• **Lines of data**:
---------------
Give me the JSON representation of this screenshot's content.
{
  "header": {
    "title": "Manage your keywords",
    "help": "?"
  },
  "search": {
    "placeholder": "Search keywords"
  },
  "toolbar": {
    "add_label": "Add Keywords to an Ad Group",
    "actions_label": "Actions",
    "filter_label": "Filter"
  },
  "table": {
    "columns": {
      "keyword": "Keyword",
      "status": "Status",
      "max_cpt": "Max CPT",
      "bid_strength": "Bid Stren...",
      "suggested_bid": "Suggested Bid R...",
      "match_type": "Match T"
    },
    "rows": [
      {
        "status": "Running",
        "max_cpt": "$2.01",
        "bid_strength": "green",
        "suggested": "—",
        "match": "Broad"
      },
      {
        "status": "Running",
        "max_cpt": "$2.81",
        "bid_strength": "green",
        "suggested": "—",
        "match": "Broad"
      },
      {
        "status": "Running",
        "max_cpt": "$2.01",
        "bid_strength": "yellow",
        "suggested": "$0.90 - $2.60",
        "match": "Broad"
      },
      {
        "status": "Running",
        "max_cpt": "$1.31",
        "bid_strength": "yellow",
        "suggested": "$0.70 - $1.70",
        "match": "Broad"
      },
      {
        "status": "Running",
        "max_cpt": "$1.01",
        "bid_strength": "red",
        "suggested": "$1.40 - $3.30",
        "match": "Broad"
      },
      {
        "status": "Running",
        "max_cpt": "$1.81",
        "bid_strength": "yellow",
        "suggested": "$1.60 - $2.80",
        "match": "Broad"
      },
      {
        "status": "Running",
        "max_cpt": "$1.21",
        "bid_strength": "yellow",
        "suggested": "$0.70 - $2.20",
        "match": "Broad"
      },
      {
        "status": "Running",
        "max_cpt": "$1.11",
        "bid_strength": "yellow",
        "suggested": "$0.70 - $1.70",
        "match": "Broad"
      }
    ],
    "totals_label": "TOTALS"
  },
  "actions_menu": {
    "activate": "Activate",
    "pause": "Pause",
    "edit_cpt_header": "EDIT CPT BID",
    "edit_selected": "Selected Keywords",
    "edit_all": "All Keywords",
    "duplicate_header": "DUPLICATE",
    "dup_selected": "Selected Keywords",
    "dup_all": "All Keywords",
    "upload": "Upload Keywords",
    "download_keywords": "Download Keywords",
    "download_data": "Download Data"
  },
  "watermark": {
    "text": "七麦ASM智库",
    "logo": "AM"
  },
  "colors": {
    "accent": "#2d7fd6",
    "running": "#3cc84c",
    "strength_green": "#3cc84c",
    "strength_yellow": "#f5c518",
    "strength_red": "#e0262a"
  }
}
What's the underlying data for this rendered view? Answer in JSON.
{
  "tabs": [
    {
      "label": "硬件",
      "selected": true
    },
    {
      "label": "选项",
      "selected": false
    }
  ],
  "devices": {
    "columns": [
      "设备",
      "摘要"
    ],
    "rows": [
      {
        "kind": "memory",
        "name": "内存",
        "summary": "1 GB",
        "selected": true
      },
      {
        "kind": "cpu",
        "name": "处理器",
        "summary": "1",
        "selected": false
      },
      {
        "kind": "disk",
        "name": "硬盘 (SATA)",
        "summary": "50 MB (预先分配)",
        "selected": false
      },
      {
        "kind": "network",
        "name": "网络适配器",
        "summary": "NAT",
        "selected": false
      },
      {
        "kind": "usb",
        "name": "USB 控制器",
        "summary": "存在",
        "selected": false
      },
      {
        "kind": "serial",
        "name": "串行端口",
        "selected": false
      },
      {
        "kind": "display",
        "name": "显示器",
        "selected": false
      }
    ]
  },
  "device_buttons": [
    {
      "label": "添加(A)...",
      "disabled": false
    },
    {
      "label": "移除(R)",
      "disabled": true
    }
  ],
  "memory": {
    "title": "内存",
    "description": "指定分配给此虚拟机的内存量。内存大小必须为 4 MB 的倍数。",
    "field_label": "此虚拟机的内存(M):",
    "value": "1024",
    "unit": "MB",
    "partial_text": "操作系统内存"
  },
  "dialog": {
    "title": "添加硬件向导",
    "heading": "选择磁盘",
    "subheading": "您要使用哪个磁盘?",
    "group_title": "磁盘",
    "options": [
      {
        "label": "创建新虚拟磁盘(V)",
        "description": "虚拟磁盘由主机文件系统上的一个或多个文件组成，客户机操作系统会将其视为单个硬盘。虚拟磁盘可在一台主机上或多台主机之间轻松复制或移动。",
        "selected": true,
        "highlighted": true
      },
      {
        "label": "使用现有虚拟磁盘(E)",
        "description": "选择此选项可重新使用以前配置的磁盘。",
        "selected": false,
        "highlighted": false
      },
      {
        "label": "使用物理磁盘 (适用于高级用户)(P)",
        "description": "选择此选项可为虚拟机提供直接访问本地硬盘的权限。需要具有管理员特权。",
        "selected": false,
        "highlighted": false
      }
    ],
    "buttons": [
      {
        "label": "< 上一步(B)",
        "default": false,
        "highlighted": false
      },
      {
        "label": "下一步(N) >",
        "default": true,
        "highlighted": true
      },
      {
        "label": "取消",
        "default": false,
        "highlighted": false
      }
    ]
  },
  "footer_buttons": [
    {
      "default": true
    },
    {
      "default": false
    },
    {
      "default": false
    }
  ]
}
---------------
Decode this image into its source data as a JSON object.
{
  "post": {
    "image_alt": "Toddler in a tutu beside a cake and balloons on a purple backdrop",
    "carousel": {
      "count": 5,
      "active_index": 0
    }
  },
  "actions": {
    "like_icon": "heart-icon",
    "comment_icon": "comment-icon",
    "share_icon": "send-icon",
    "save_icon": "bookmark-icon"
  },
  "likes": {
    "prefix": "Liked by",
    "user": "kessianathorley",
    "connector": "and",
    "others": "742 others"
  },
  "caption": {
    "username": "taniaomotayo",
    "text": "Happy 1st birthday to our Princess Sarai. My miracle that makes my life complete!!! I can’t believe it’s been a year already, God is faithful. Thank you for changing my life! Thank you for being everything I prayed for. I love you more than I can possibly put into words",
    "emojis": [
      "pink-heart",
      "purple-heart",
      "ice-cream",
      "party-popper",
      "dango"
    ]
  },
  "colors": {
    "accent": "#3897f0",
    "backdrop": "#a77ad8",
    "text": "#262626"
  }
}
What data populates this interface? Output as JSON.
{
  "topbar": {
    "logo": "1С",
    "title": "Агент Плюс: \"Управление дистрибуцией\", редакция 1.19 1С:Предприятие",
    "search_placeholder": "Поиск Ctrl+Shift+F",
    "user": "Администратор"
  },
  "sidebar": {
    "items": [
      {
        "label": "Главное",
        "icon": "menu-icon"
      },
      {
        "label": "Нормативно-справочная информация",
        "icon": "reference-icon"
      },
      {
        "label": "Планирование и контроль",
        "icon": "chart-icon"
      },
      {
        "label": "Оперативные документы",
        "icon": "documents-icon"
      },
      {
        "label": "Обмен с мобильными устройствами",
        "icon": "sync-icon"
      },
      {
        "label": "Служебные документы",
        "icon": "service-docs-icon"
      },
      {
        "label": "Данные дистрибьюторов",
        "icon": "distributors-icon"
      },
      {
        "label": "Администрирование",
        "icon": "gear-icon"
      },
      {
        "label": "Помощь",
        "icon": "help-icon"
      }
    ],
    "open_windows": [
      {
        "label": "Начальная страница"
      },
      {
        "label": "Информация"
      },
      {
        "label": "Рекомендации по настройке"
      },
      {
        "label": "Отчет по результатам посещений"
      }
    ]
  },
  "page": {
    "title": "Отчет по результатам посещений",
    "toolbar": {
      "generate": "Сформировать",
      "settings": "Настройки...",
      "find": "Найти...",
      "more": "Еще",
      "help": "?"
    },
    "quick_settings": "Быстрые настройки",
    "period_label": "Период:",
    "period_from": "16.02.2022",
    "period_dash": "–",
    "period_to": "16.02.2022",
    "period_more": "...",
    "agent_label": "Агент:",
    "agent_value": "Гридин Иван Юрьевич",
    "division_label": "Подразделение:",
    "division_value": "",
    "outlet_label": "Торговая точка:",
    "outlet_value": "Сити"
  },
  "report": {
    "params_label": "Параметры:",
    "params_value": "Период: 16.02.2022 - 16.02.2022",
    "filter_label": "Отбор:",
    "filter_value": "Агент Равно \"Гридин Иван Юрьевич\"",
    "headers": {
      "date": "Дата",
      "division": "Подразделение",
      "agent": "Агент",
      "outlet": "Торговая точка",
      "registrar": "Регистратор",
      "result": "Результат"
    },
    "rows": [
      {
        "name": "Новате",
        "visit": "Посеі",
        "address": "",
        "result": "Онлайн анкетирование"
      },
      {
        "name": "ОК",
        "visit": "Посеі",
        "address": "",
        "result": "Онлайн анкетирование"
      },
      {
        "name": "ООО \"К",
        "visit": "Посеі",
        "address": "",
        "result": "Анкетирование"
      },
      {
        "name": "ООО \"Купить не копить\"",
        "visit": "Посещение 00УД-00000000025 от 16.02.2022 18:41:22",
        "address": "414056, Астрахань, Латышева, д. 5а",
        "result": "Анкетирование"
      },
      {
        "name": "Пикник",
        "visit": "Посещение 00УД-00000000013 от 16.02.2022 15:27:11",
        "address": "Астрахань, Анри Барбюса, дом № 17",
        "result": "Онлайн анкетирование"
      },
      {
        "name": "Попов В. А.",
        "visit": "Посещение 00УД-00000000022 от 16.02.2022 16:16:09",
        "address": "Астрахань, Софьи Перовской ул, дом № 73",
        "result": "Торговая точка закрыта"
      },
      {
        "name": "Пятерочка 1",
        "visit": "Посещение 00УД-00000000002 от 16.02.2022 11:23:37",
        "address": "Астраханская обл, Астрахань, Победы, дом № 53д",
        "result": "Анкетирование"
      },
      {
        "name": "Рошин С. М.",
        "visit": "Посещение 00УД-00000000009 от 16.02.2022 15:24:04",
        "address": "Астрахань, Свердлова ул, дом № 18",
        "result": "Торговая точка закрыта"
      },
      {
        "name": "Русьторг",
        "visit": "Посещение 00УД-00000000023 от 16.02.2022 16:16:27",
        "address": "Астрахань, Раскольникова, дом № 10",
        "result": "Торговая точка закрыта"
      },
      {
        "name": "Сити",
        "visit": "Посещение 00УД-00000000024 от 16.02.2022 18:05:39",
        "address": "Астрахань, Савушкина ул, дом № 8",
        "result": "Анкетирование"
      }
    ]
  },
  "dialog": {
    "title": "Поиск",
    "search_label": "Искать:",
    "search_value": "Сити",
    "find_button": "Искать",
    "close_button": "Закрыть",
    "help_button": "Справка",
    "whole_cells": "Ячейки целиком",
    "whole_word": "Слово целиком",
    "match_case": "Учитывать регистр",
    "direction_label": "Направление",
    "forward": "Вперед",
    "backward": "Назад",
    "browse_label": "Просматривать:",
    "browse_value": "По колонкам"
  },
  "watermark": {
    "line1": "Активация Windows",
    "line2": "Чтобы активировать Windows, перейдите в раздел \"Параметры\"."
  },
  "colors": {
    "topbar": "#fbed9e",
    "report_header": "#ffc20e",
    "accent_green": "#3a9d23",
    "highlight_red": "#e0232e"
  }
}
---------------
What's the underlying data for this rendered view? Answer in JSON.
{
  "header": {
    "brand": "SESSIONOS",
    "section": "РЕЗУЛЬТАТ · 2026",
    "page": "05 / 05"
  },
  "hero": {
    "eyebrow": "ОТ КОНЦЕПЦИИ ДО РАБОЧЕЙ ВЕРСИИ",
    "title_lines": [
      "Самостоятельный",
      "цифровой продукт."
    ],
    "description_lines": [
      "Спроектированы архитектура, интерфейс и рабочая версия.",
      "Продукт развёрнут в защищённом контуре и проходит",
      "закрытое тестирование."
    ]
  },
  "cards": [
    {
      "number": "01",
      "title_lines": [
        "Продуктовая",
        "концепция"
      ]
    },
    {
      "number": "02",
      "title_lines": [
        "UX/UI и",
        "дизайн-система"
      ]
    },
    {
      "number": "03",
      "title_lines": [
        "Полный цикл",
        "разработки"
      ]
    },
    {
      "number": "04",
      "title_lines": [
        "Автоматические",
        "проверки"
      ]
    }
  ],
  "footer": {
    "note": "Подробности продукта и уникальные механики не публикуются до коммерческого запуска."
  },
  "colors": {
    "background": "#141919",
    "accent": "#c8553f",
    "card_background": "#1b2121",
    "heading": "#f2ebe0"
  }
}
---------------
• **Aim of the exercise**: Track down every line of the material containing the string "this", and copy it.

• **Correct response**:
Give me the JSON representation of this screenshot's content.
What's the underlying data for this rendered view? Answer in JSON.
Decode this image into its source data as a JSON object.
What data populates this interface? Output as JSON.
What's the underlying data for this rendered view? Answer in JSON.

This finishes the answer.